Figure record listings
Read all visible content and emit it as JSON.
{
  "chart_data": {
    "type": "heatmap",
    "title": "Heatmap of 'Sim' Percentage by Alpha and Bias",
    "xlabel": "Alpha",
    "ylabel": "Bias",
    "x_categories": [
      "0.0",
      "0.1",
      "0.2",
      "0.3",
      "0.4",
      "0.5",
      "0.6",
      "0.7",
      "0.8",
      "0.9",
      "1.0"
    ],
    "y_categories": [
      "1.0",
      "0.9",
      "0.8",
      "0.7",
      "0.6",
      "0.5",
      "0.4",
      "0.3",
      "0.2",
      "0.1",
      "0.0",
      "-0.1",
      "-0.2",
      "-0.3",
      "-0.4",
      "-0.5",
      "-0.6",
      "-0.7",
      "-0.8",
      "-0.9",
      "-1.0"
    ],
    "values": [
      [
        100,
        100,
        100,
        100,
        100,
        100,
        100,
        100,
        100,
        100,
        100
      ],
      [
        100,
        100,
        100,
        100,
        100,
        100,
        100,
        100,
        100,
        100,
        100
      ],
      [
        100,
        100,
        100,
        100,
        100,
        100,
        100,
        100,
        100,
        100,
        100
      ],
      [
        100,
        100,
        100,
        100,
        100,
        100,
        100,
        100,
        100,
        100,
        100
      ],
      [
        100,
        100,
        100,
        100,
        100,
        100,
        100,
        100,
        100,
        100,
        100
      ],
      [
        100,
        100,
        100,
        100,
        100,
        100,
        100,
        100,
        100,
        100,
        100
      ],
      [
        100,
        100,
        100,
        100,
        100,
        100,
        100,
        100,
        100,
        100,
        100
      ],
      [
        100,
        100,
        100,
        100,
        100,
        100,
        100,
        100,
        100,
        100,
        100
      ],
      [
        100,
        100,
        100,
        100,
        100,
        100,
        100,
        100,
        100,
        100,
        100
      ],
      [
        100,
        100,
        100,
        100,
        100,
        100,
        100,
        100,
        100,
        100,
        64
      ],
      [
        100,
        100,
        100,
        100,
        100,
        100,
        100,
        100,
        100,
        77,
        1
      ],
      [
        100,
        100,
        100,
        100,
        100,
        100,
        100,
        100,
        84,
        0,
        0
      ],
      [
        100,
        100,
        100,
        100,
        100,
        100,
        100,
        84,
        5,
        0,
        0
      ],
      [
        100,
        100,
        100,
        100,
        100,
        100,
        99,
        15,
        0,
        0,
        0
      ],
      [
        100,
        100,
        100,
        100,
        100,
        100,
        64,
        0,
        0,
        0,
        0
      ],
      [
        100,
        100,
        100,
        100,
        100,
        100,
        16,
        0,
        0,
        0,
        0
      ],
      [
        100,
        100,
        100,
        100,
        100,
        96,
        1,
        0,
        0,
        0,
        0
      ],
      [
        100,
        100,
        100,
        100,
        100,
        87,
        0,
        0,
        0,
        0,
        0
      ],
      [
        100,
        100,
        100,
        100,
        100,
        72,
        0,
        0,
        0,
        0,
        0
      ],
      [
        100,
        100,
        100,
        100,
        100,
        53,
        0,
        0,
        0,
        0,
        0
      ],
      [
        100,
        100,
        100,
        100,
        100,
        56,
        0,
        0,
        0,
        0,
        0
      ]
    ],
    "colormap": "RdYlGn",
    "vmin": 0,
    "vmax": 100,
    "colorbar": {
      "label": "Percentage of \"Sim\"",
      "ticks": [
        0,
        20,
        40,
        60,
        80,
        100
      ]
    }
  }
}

--

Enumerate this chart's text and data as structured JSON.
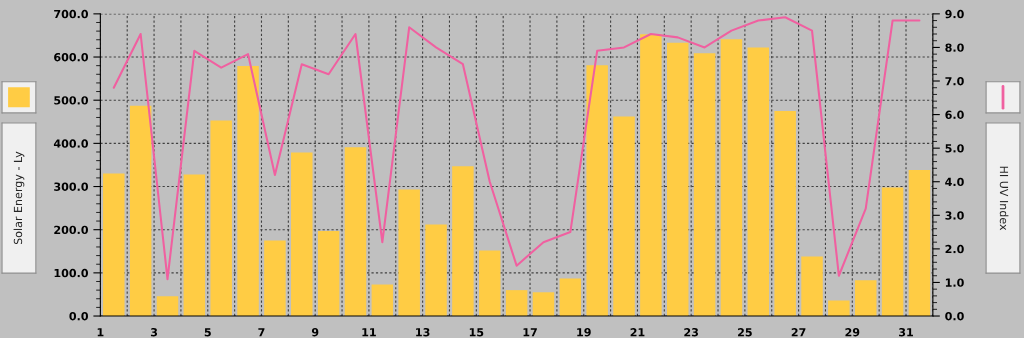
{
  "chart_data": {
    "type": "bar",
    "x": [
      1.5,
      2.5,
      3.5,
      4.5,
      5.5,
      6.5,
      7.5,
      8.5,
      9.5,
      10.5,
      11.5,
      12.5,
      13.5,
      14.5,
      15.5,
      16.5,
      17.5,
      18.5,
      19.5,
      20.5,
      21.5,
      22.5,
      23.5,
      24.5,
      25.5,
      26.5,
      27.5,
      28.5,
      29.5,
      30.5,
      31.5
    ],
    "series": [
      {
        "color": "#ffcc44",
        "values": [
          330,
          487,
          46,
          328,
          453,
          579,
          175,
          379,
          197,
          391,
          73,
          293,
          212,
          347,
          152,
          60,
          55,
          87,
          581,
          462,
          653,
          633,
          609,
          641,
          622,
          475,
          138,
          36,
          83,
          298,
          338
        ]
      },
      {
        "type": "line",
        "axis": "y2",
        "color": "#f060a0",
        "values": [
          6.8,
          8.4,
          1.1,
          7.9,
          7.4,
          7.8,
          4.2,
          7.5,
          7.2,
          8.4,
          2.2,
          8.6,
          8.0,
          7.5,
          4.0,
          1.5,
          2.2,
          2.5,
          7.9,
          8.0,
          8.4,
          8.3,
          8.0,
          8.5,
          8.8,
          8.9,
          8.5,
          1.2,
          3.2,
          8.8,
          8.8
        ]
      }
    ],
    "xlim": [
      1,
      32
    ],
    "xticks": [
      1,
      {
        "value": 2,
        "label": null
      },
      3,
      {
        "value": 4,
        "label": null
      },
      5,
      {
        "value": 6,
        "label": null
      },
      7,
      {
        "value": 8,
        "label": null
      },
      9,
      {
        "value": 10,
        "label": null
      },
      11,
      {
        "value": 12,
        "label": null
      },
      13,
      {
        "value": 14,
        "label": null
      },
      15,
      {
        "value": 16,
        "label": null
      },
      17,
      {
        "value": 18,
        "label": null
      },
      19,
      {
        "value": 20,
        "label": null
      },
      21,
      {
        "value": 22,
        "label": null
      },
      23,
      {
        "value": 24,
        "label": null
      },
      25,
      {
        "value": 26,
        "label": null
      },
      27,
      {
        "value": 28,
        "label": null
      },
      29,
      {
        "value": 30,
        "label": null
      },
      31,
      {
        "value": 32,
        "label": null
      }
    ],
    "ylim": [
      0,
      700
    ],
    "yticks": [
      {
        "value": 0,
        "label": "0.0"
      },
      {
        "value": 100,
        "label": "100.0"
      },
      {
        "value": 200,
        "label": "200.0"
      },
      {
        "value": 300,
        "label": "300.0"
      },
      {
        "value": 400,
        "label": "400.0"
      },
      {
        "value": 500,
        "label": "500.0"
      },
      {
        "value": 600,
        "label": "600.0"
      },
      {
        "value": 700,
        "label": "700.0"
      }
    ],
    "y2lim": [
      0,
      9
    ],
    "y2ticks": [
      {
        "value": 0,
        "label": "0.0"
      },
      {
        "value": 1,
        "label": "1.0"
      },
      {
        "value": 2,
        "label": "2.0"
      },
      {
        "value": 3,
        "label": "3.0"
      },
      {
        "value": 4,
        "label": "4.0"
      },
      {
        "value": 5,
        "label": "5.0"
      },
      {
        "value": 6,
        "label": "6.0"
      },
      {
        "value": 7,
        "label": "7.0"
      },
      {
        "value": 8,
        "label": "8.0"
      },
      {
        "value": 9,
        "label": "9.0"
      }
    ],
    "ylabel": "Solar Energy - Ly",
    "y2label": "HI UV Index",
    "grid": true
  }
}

--

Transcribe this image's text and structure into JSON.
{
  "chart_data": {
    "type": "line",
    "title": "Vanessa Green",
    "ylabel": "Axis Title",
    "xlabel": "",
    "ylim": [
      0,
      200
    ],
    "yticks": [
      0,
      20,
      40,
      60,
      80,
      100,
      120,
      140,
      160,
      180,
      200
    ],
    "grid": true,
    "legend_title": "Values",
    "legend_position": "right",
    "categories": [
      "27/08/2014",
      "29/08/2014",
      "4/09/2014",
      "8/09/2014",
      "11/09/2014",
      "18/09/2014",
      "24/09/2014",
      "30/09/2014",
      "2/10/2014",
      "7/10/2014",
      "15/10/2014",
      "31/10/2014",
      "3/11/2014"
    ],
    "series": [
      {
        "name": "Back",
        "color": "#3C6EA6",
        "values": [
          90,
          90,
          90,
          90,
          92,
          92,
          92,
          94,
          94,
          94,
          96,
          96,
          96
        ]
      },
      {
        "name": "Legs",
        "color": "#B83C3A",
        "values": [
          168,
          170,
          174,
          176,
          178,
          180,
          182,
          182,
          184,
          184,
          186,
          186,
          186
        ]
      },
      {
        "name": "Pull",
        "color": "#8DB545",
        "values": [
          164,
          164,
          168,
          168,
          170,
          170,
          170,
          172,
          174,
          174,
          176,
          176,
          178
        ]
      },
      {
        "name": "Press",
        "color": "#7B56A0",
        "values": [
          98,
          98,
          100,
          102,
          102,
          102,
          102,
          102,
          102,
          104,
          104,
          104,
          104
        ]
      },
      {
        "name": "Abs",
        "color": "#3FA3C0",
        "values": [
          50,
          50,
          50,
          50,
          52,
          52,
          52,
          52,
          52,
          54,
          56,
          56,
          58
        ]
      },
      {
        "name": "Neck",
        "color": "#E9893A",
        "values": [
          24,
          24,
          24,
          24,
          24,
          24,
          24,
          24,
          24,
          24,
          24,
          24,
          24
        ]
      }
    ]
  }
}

## [Goal of the exercise]
For this exercise, gather every line of the data that contains the word "Percentage".

## [Correct answer]
    "title": "Heatmap of 'Sim' Percentage by Alpha and Bias",
      "label": "Percentage of \"Sim\"",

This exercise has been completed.